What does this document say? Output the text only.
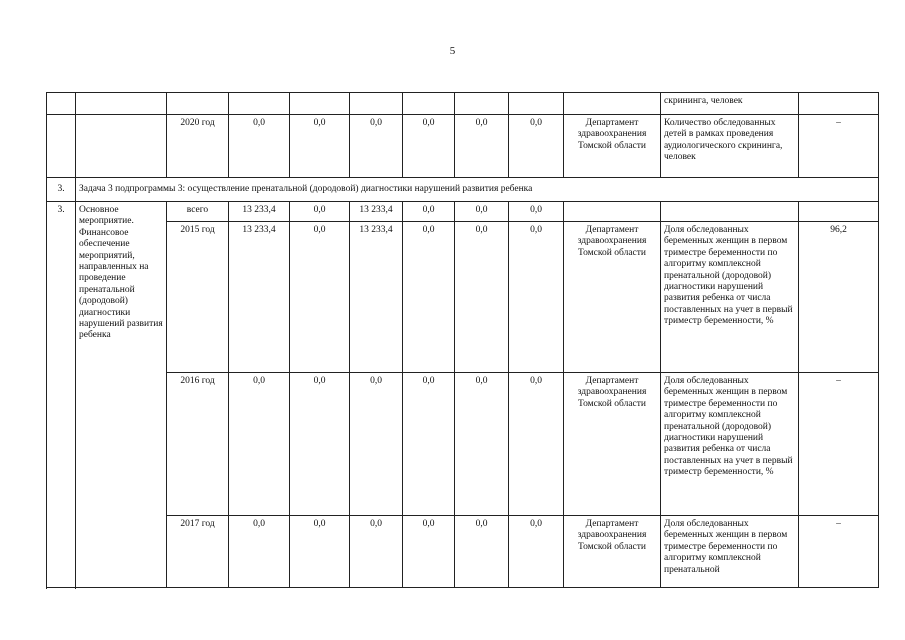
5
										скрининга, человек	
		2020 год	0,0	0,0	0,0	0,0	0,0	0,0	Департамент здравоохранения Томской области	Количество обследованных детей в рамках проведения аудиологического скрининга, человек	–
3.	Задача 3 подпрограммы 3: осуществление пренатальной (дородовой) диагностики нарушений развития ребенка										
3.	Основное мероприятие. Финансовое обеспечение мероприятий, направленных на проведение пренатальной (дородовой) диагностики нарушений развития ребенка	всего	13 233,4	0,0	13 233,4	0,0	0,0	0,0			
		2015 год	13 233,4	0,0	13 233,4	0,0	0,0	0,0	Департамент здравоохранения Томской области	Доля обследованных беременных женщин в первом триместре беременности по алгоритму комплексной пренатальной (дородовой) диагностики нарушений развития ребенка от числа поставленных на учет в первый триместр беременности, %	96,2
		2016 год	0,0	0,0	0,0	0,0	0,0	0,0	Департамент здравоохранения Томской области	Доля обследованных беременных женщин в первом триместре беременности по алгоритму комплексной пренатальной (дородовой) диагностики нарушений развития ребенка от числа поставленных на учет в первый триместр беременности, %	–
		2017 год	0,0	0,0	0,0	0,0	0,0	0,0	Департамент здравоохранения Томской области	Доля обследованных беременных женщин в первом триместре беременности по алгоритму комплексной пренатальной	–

===

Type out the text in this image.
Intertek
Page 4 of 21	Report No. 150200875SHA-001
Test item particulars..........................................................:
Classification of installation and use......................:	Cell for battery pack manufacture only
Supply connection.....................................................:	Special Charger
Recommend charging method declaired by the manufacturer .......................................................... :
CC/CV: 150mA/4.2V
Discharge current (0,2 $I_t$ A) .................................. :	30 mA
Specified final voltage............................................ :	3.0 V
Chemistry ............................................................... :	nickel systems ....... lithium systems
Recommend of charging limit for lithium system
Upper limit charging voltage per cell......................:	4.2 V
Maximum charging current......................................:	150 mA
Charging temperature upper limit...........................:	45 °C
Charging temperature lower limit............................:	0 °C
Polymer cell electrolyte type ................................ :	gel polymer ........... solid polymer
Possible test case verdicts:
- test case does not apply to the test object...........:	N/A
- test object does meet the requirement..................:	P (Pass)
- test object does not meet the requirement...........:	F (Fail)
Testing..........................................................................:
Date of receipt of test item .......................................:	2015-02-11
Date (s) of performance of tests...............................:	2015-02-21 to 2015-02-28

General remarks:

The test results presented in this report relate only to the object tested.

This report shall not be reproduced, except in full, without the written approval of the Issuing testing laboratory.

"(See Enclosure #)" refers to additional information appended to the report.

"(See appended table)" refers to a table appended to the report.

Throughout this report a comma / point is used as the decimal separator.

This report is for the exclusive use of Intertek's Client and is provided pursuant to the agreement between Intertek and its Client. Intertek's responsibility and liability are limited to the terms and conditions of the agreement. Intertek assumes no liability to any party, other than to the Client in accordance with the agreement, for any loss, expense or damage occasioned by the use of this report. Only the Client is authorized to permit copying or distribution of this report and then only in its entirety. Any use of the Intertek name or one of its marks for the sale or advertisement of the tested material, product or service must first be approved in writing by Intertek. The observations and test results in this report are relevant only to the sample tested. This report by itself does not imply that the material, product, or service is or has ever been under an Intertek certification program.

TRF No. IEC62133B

===

EXERCISE DIRECTIONS =>
Gather each line of the records holding the string "object".

THE RESULT =>
- test case does not apply to the test object...........:	N/A
- test object does meet the requirement..................:	P (Pass)
- test object does not meet the requirement...........:	F (Fail)
The test results presented in this report relate only to the object tested.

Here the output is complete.